__EXCERPT PROVIDED__
_____
Deciphering Transcriptional Dynamics in Vivo by Counting Nascent RNAs

Abstract

Transcription of genes is the focus of most forms of regulation of gene expression. Even though careful biochemical experimentation has revealed the molecular mechanisms of transcription initiation for a number of different promoters in vitro, the dynamics of this process in cells is still poorly understood. One approach has been to measure the transcriptional output (fluorescently labeled messenger RNAs or proteins) from single cells in a genetically identical population, which could then be compared to predictions from models that incorporate different molecular mechanisms of transcription initiation. However, this approach suffers from the problem, that processes downstream from transcription can affect the measured output and therefore mask the signature of stochastic transcription initiation on the cell-to-cell variability of the transcriptional outputs. Here we show theoretically that measurements of the cell-to-cell variability in the number of nascent RNAs provide a more direct test of the mechanism of transcription initiation. We derive exact expressions for the first two moments of the distribution of nascent RNA molecules and apply our theory to published data for a collection of constitutively expressed yeast genes. We find that the measured nascent RNA distributions are inconsistent with transcription initiation proceeding via one rate-limiting step, which has been generally inferred from measurements of cytoplasmic messenger RNA. Instead, we propose a two-step mechanism of initiation, which is consistent with the available data. These findings for the yeast promoters highlight the utility of our theory for deciphering transcriptional dynamics in vivo from experiments that count nascent RNA molecules in single cells.
_____
__PROBLEM STATEMENT__
Extract the full text on counting nascent RNAs, reproducing every word of it verbatim. The records that come next have no connection to the text about nascent RNA.

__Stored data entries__
_____
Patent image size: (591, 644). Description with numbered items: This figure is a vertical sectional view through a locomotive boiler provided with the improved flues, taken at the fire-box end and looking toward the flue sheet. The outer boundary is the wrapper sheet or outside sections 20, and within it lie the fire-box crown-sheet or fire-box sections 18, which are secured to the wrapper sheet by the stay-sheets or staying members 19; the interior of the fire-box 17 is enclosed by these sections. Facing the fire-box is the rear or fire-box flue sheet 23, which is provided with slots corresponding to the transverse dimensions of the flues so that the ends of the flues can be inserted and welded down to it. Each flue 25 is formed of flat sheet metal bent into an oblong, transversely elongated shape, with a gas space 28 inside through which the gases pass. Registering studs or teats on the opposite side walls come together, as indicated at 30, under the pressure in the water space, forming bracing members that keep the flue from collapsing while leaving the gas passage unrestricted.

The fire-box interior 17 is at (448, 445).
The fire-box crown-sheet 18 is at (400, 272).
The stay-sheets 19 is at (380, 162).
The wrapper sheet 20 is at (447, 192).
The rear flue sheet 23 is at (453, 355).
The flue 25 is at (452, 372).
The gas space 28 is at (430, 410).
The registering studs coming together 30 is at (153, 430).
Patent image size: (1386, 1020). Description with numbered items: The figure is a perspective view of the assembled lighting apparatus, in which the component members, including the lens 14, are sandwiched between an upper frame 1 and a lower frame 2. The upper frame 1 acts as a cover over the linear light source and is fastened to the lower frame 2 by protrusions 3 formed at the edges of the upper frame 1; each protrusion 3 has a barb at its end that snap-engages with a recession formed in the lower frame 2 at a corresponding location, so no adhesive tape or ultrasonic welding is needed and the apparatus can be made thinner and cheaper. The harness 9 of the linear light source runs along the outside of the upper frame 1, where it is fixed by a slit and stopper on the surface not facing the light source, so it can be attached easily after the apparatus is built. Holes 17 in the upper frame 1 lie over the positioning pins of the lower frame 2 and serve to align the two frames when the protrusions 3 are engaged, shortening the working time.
_____
__ANSWER BOX__
Deciphering Transcriptional Dynamics in Vivo by Counting Nascent RNAs

Abstract

Transcription of genes is the focus of most forms of regulation of gene expression. Even though careful biochemical experimentation has revealed the molecular mechanisms of transcription initiation for a number of different promoters in vitro, the dynamics of this process in cells is still poorly understood. One approach has been to measure the transcriptional output (fluorescently labeled messenger RNAs or proteins) from single cells in a genetically identical population, which could then be compared to predictions from models that incorporate different molecular mechanisms of transcription initiation. However, this approach suffers from the problem, that processes downstream from transcription can affect the measured output and therefore mask the signature of stochastic transcription initiation on the cell-to-cell variability of the transcriptional outputs. Here we show theoretically that measurements of the cell-to-cell variability in the number of nascent RNAs provide a more direct test of the mechanism of transcription initiation. We derive exact expressions for the first two moments of the distribution of nascent RNA molecules and apply our theory to published data for a collection of constitutively expressed yeast genes. We find that the measured nascent RNA distributions are inconsistent with transcription initiation proceeding via one rate-limiting step, which has been generally inferred from measurements of cytoplasmic messenger RNA. Instead, we propose a two-step mechanism of initiation, which is consistent with the available data. These findings for the yeast promoters highlight the utility of our theory for deciphering transcriptional dynamics in vivo from experiments that count nascent RNA molecules in single cells.